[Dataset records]
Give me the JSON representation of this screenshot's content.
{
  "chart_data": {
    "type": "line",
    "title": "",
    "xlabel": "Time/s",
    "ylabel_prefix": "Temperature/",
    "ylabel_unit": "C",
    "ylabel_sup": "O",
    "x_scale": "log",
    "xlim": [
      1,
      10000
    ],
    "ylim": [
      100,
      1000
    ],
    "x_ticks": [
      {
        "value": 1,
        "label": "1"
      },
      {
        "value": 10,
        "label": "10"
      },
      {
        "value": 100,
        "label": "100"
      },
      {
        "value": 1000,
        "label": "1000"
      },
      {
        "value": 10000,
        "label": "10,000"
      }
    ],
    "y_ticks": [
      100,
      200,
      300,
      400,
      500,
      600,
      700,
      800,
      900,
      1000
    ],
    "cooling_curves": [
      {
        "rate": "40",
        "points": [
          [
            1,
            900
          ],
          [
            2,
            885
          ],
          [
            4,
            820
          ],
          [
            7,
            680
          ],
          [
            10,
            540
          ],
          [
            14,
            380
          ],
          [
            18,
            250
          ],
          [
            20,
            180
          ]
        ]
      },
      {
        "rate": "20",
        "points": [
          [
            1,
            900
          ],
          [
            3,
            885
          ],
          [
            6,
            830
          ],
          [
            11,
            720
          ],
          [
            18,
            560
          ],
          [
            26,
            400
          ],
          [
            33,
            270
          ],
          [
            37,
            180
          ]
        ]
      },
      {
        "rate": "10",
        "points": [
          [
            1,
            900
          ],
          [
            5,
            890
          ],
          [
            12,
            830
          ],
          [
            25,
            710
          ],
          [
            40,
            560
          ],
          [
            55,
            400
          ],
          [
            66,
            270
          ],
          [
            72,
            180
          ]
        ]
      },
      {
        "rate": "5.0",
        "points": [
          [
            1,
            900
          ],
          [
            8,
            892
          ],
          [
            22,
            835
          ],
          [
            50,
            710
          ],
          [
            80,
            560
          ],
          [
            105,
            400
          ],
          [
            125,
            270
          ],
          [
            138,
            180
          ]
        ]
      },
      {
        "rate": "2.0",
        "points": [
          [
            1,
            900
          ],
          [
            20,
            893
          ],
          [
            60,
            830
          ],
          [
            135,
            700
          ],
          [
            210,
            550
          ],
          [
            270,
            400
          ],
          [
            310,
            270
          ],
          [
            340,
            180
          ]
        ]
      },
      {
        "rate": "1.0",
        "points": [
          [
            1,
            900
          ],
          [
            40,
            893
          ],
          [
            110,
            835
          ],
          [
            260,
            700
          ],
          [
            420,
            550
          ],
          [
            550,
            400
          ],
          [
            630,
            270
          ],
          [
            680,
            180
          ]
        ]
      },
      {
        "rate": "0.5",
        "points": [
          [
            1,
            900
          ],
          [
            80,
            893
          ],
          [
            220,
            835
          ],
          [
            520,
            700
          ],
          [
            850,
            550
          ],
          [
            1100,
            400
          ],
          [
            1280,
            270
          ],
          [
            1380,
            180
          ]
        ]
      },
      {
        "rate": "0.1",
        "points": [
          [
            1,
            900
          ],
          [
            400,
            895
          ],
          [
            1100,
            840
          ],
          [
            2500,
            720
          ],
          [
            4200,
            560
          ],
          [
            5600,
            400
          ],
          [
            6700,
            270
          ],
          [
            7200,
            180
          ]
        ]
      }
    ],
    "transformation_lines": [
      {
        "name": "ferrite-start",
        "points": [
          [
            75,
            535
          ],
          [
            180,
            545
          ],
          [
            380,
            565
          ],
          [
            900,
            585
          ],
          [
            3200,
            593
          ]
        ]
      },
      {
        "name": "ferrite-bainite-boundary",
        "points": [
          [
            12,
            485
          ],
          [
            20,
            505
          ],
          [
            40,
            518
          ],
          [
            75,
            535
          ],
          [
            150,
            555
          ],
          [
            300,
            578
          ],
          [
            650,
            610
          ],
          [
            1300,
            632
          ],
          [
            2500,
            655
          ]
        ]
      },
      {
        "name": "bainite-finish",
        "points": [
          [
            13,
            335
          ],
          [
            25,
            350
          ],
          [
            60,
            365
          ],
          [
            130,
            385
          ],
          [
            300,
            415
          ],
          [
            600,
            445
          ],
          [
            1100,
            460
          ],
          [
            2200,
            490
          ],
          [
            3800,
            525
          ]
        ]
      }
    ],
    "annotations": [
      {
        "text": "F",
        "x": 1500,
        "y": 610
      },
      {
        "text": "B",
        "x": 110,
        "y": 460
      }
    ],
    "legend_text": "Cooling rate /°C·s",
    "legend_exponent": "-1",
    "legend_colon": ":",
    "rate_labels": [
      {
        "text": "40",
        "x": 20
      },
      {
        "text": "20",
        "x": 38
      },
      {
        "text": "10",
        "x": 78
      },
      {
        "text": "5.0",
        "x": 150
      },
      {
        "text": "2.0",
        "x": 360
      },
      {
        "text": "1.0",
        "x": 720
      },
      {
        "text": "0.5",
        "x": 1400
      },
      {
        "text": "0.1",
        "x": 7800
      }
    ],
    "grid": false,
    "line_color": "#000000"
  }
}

• [Challenge] Reproduce every record, matching each line exactly.

• [Full solution]
Give me the JSON representation of this screenshot's content.
{
  "chart_data": {
    "type": "line",
    "title": "",
    "xlabel": "Time/s",
    "ylabel_prefix": "Temperature/",
    "ylabel_unit": "C",
    "ylabel_sup": "O",
    "x_scale": "log",
    "xlim": [
      1,
      10000
    ],
    "ylim": [
      100,
      1000
    ],
    "x_ticks": [
      {
        "value": 1,
        "label": "1"
      },
      {
        "value": 10,
        "label": "10"
      },
      {
        "value": 100,
        "label": "100"
      },
      {
        "value": 1000,
        "label": "1000"
      },
      {
        "value": 10000,
        "label": "10,000"
      }
    ],
    "y_ticks": [
      100,
      200,
      300,
      400,
      500,
      600,
      700,
      800,
      900,
      1000
    ],
    "cooling_curves": [
      {
        "rate": "40",
        "points": [
          [
            1,
            900
          ],
          [
            2,
            885
          ],
          [
            4,
            820
          ],
          [
            7,
            680
          ],
          [
            10,
            540
          ],
          [
            14,
            380
          ],
          [
            18,
            250
          ],
          [
            20,
            180
          ]
        ]
      },
      {
        "rate": "20",
        "points": [
          [
            1,
            900
          ],
          [
            3,
            885
          ],
          [
            6,
            830
          ],
          [
            11,
            720
          ],
          [
            18,
            560
          ],
          [
            26,
            400
          ],
          [
            33,
            270
          ],
          [
            37,
            180
          ]
        ]
      },
      {
        "rate": "10",
        "points": [
          [
            1,
            900
          ],
          [
            5,
            890
          ],
          [
            12,
            830
          ],
          [
            25,
            710
          ],
          [
            40,
            560
          ],
          [
            55,
            400
          ],
          [
            66,
            270
          ],
          [
            72,
            180
          ]
        ]
      },
      {
        "rate": "5.0",
        "points": [
          [
            1,
            900
          ],
          [
            8,
            892
          ],
          [
            22,
            835
          ],
          [
            50,
            710
          ],
          [
            80,
            560
          ],
          [
            105,
            400
          ],
          [
            125,
            270
          ],
          [
            138,
            180
          ]
        ]
      },
      {
        "rate": "2.0",
        "points": [
          [
            1,
            900
          ],
          [
            20,
            893
          ],
          [
            60,
            830
          ],
          [
            135,
            700
          ],
          [
            210,
            550
          ],
          [
            270,
            400
          ],
          [
            310,
            270
          ],
          [
            340,
            180
          ]
        ]
      },
      {
        "rate": "1.0",
        "points": [
          [
            1,
            900
          ],
          [
            40,
            893
          ],
          [
            110,
            835
          ],
          [
            260,
            700
          ],
          [
            420,
            550
          ],
          [
            550,
            400
          ],
          [
            630,
            270
          ],
          [
            680,
            180
          ]
        ]
      },
      {
        "rate": "0.5",
        "points": [
          [
            1,
            900
          ],
          [
            80,
            893
          ],
          [
            220,
            835
          ],
          [
            520,
            700
          ],
          [
            850,
            550
          ],
          [
            1100,
            400
          ],
          [
            1280,
            270
          ],
          [
            1380,
            180
          ]
        ]
      },
      {
        "rate": "0.1",
        "points": [
          [
            1,
            900
          ],
          [
            400,
            895
          ],
          [
            1100,
            840
          ],
          [
            2500,
            720
          ],
          [
            4200,
            560
          ],
          [
            5600,
            400
          ],
          [
            6700,
            270
          ],
          [
            7200,
            180
          ]
        ]
      }
    ],
    "transformation_lines": [
      {
        "name": "ferrite-start",
        "points": [
          [
            75,
            535
          ],
          [
            180,
            545
          ],
          [
            380,
            565
          ],
          [
            900,
            585
          ],
          [
            3200,
            593
          ]
        ]
      },
      {
        "name": "ferrite-bainite-boundary",
        "points": [
          [
            12,
            485
          ],
          [
            20,
            505
          ],
          [
            40,
            518
          ],
          [
            75,
            535
          ],
          [
            150,
            555
          ],
          [
            300,
            578
          ],
          [
            650,
            610
          ],
          [
            1300,
            632
          ],
          [
            2500,
            655
          ]
        ]
      },
      {
        "name": "bainite-finish",
        "points": [
          [
            13,
            335
          ],
          [
            25,
            350
          ],
          [
            60,
            365
          ],
          [
            130,
            385
          ],
          [
            300,
            415
          ],
          [
            600,
            445
          ],
          [
            1100,
            460
          ],
          [
            2200,
            490
          ],
          [
            3800,
            525
          ]
        ]
      }
    ],
    "annotations": [
      {
        "text": "F",
        "x": 1500,
        "y": 610
      },
      {
        "text": "B",
        "x": 110,
        "y": 460
      }
    ],
    "legend_text": "Cooling rate /°C·s",
    "legend_exponent": "-1",
    "legend_colon": ":",
    "rate_labels": [
      {
        "text": "40",
        "x": 20
      },
      {
        "text": "20",
        "x": 38
      },
      {
        "text": "10",
        "x": 78
      },
      {
        "text": "5.0",
        "x": 150
      },
      {
        "text": "2.0",
        "x": 360
      },
      {
        "text": "1.0",
        "x": 720
      },
      {
        "text": "0.5",
        "x": 1400
      },
      {
        "text": "0.1",
        "x": 7800
      }
    ],
    "grid": false,
    "line_color": "#000000"
  }
}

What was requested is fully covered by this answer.